Stored entries:
※

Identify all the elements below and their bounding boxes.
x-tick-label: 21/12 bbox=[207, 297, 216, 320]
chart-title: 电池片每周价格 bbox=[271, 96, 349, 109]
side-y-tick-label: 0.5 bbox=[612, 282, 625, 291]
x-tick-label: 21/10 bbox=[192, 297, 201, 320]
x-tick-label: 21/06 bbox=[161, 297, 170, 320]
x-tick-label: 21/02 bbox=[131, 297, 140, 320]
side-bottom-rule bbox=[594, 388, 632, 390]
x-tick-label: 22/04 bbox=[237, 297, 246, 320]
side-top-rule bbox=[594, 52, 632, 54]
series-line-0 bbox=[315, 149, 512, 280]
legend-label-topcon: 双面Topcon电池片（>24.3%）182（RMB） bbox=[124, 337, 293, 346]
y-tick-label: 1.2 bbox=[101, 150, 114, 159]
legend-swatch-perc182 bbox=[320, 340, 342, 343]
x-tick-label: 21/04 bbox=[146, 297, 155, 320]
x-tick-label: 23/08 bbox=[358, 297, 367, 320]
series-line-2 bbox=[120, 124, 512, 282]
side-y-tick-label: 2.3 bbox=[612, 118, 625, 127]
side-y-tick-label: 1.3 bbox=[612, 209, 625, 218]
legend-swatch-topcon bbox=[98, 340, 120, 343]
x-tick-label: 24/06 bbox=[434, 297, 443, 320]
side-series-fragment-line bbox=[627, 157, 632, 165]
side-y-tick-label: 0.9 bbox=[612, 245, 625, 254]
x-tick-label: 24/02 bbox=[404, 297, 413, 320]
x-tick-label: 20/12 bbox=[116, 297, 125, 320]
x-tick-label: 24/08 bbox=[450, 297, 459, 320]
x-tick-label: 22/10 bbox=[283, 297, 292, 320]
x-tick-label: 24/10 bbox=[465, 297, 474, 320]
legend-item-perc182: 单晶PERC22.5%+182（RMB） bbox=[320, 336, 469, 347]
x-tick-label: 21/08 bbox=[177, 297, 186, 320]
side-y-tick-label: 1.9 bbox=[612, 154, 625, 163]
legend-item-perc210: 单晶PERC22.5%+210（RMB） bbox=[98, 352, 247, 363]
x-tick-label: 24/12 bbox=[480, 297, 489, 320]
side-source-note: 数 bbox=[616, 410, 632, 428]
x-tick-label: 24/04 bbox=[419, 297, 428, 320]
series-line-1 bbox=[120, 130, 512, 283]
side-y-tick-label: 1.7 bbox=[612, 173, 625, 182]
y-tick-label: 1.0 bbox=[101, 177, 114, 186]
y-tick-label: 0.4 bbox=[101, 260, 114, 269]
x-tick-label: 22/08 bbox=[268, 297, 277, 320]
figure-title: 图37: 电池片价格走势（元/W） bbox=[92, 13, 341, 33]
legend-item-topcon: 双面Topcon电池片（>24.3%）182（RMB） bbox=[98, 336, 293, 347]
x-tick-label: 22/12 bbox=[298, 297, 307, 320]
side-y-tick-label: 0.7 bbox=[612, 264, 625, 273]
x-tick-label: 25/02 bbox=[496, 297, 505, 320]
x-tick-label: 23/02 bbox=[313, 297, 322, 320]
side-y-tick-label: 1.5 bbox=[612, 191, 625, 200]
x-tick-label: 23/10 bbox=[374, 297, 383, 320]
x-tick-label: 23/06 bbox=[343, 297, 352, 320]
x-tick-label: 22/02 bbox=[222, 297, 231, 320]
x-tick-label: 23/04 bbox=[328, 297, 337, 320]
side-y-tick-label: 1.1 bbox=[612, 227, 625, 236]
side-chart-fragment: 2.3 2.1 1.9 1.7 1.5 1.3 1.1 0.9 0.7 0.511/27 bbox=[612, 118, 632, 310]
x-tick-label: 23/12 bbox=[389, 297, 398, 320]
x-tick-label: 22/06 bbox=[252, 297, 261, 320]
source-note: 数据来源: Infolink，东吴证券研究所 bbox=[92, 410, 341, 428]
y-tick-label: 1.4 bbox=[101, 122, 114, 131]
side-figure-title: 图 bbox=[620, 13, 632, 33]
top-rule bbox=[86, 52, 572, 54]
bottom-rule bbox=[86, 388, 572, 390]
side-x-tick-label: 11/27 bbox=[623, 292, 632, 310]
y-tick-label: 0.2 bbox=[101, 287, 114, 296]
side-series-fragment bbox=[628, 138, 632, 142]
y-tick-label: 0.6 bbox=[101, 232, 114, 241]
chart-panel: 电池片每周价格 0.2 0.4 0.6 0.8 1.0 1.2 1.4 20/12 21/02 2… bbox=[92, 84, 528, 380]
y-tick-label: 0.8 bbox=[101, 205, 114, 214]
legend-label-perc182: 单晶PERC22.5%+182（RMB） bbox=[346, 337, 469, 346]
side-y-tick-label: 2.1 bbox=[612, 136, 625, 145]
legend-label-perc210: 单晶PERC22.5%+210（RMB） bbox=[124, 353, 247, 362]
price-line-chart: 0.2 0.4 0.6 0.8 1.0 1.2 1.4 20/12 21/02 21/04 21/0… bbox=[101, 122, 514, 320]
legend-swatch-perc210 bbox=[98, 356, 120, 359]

※

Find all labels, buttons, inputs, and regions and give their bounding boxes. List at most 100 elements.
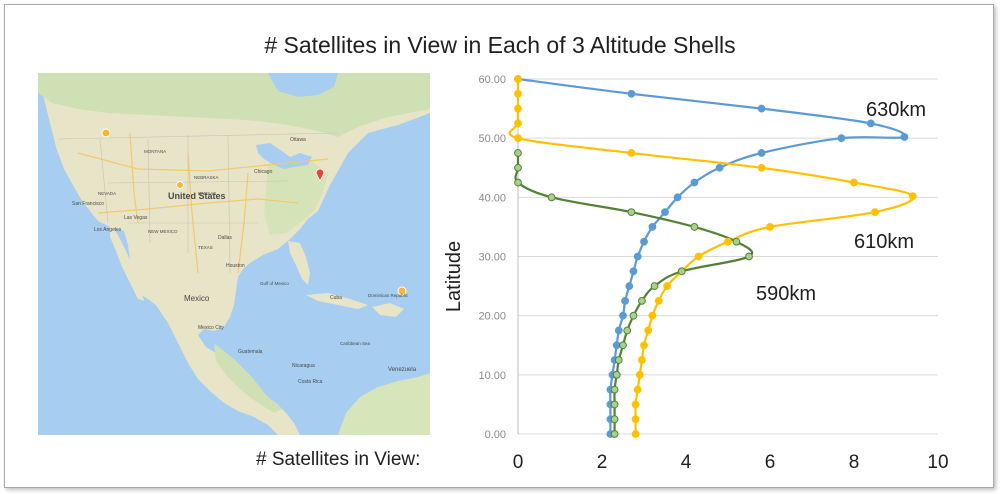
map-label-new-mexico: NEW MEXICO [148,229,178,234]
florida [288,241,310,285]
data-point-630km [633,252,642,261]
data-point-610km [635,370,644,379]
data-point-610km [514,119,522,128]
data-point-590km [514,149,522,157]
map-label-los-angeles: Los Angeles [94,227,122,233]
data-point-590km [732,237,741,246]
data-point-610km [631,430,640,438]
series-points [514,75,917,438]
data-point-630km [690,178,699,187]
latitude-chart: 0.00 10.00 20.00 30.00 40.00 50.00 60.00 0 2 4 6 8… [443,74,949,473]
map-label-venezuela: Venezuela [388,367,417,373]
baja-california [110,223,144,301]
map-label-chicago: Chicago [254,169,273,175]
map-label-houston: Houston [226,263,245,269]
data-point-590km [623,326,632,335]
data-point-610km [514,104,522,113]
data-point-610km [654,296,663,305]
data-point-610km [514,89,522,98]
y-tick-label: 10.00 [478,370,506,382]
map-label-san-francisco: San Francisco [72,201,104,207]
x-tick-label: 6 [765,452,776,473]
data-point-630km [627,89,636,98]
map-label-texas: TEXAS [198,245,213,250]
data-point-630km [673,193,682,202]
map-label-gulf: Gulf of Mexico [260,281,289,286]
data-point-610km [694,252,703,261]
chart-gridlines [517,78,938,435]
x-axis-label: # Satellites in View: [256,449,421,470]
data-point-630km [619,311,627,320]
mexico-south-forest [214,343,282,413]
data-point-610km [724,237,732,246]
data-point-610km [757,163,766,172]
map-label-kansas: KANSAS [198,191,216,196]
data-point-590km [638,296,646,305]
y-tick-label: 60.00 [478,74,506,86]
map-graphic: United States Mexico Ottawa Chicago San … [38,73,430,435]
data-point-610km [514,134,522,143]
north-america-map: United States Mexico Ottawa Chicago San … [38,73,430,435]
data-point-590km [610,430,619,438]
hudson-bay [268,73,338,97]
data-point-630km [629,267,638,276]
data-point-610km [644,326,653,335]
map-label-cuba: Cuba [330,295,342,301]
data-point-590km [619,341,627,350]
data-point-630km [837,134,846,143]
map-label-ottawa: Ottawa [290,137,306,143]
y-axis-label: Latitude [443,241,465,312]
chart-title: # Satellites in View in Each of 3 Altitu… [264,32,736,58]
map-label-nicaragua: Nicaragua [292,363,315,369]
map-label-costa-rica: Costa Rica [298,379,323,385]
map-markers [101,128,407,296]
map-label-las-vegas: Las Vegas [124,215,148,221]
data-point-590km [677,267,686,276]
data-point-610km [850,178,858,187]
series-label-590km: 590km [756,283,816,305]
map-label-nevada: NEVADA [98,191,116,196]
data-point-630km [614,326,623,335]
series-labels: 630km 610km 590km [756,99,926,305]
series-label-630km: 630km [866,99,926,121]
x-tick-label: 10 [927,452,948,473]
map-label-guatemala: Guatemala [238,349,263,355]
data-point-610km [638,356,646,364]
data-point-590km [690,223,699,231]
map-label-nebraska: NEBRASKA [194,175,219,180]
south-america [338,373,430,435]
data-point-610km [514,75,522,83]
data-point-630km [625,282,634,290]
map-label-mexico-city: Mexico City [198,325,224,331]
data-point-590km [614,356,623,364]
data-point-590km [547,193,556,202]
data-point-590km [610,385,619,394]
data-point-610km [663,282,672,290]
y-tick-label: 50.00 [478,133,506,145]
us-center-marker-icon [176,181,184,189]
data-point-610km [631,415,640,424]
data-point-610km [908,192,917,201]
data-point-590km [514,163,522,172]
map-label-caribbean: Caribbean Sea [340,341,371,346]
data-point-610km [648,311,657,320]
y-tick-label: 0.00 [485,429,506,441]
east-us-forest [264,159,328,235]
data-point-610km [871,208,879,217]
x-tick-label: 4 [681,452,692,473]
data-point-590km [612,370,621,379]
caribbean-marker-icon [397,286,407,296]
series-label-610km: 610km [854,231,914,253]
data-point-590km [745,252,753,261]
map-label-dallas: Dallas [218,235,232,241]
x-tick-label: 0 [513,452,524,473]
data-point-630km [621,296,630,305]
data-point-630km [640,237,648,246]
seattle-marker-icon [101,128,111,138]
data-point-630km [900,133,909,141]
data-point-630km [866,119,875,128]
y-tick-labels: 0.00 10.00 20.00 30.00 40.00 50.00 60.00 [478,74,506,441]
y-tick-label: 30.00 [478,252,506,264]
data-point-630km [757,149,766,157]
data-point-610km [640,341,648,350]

※

PROBLEM DESCRIPTION: Lay out the listing lines between the line holding "map-label-new-mexico: NEW MEXICO" and the line holding "map-label-chicago: Chicago [254,169,273,175]", inclusive, as a numbered list with blank lines dropped.

FINISHED EXERCISE:
1. map-label-new-mexico: NEW MEXICO [148,229,178,234]
2. florida [288,241,310,285]
3. data-point-630km [633,252,642,261]
4. data-point-610km [635,370,644,379]
5. data-point-610km [514,119,522,128]
6. data-point-590km [514,149,522,157]
7. map-label-los-angeles: Los Angeles [94,227,122,233]
8. data-point-590km [732,237,741,246]
9. data-point-610km [631,430,640,438]
10. series-points [514,75,917,438]
11. data-point-630km [690,178,699,187]
12. latitude-chart: 0.00 10.00 20.00 30.00 40.00 50.00 60.00 0 2 4 6 8… [443,74,949,473]
13. map-label-venezuela: Venezuela [388,367,417,373]
14. baja-california [110,223,144,301]
15. map-label-chicago: Chicago [254,169,273,175]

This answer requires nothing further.